_Job_: Single out the lines of the material that contain "取得了显著成效" and copy them.

[Records from a dataset]
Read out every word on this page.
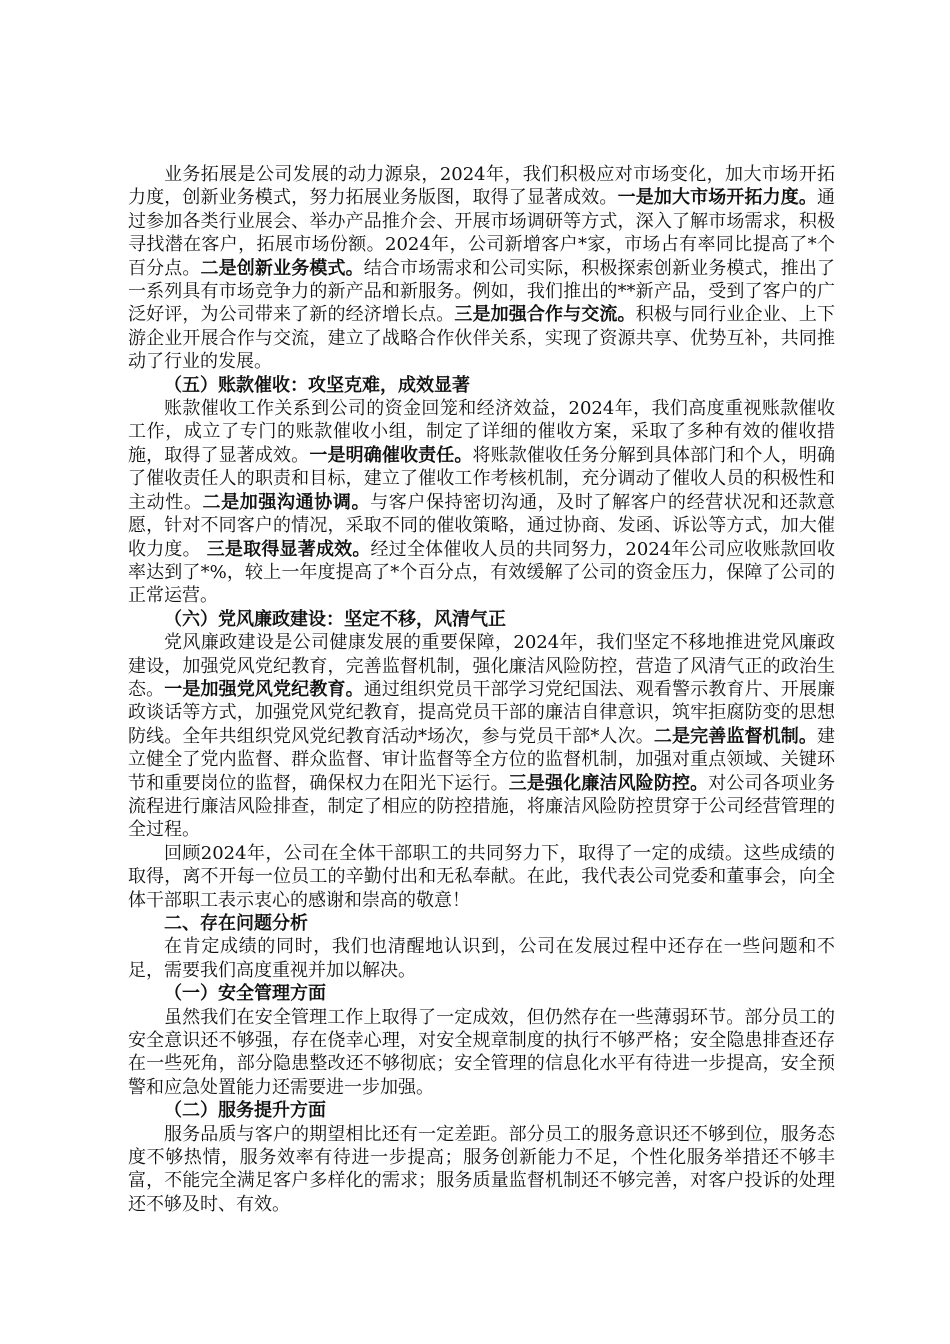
业务拓展是公司发展的动力源泉，2024年，我们积极应对市场变化，加大市场开拓力度，创新业务模式，努力拓展业务版图，取得了显著成效。一是加大市场开拓力度。通过参加各类行业展会、举办产品推介会、开展市场调研等方式，深入了解市场需求，积极寻找潜在客户，拓展市场份额。2024年，公司新增客户*家，市场占有率同比提高了*个百分点。二是创新业务模式。结合市场需求和公司实际，积极探索创新业务模式，推出了一系列具有市场竞争力的新产品和新服务。例如，我们推出的**新产品，受到了客户的广泛好评，为公司带来了新的经济增长点。三是加强合作与交流。积极与同行业企业、上下游企业开展合作与交流，建立了战略合作伙伴关系，实现了资源共享、优势互补，共同推动了行业的发展。

（五）账款催收：攻坚克难，成效显著

账款催收工作关系到公司的资金回笼和经济效益，2024年，我们高度重视账款催收工作，成立了专门的账款催收小组，制定了详细的催收方案，采取了多种有效的催收措施，取得了显著成效。一是明确催收责任。将账款催收任务分解到具体部门和个人，明确了催收责任人的职责和目标，建立了催收工作考核机制，充分调动了催收人员的积极性和主动性。二是加强沟通协调。与客户保持密切沟通，及时了解客户的经营状况和还款意愿，针对不同客户的情况，采取不同的催收策略，通过协商、发函、诉讼等方式，加大催收力度。 三是取得显著成效。经过全体催收人员的共同努力，2024年公司应收账款回收率达到了*%，较上一年度提高了*个百分点，有效缓解了公司的资金压力，保障了公司的正常运营。

（六）党风廉政建设：坚定不移，风清气正

党风廉政建设是公司健康发展的重要保障，2024年，我们坚定不移地推进党风廉政建设，加强党风党纪教育，完善监督机制，强化廉洁风险防控，营造了风清气正的政治生态。一是加强党风党纪教育。通过组织党员干部学习党纪国法、观看警示教育片、开展廉政谈话等方式，加强党风党纪教育，提高党员干部的廉洁自律意识，筑牢拒腐防变的思想防线。全年共组织党风党纪教育活动*场次，参与党员干部*人次。二是完善监督机制。建立健全了党内监督、群众监督、审计监督等全方位的监督机制，加强对重点领域、关键环节和重要岗位的监督，确保权力在阳光下运行。三是强化廉洁风险防控。对公司各项业务流程进行廉洁风险排查，制定了相应的防控措施，将廉洁风险防控贯穿于公司经营管理的全过程。

回顾2024年，公司在全体干部职工的共同努力下，取得了一定的成绩。这些成绩的取得，离不开每一位员工的辛勤付出和无私奉献。在此，我代表公司党委和董事会，向全体干部职工表示衷心的感谢和崇高的敬意！

二、存在问题分析

在肯定成绩的同时，我们也清醒地认识到，公司在发展过程中还存在一些问题和不足，需要我们高度重视并加以解决。

（一）安全管理方面

虽然我们在安全管理工作上取得了一定成效，但仍然存在一些薄弱环节。部分员工的安全意识还不够强，存在侥幸心理，对安全规章制度的执行不够严格；安全隐患排查还存在一些死角，部分隐患整改还不够彻底；安全管理的信息化水平有待进一步提高，安全预警和应急处置能力还需要进一步加强。

（二）服务提升方面

服务品质与客户的期望相比还有一定差距。部分员工的服务意识还不够到位，服务态度不够热情，服务效率有待进一步提高；服务创新能力不足，个性化服务举措还不够丰富，不能完全满足客户多样化的需求；服务质量监督机制还不够完善，对客户投诉的处理还不够及时、有效。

_Exercise solution_:
业务拓展是公司发展的动力源泉，2024年，我们积极应对市场变化，加大市场开拓力度，创新业务模式，努力拓展业务版图，取得了显著成效。一是加大市场开拓力度。通过参加各类行业展会、举办产品推介会、开展市场调研等方式，深入了解市场需求，积极寻找潜在客户，拓展市场份额。2024年，公司新增客户*家，市场占有率同比提高了*个百分点。二是创新业务模式。结合市场需求和公司实际，积极探索创新业务模式，推出了一系列具有市场竞争力的新产品和新服务。例如，我们推出的**新产品，受到了客户的广泛好评，为公司带来了新的经济增长点。三是加强合作与交流。积极与同行业企业、上下游企业开展合作与交流，建立了战略合作伙伴关系，实现了资源共享、优势互补，共同推动了行业的发展。
账款催收工作关系到公司的资金回笼和经济效益，2024年，我们高度重视账款催收工作，成立了专门的账款催收小组，制定了详细的催收方案，采取了多种有效的催收措施，取得了显著成效。一是明确催收责任。将账款催收任务分解到具体部门和个人，明确了催收责任人的职责和目标，建立了催收工作考核机制，充分调动了催收人员的积极性和主动性。二是加强沟通协调。与客户保持密切沟通，及时了解客户的经营状况和还款意愿，针对不同客户的情况，采取不同的催收策略，通过协商、发函、诉讼等方式，加大催收力度。 三是取得显著成效。经过全体催收人员的共同努力，2024年公司应收账款回收率达到了*%，较上一年度提高了*个百分点，有效缓解了公司的资金压力，保障了公司的正常运营。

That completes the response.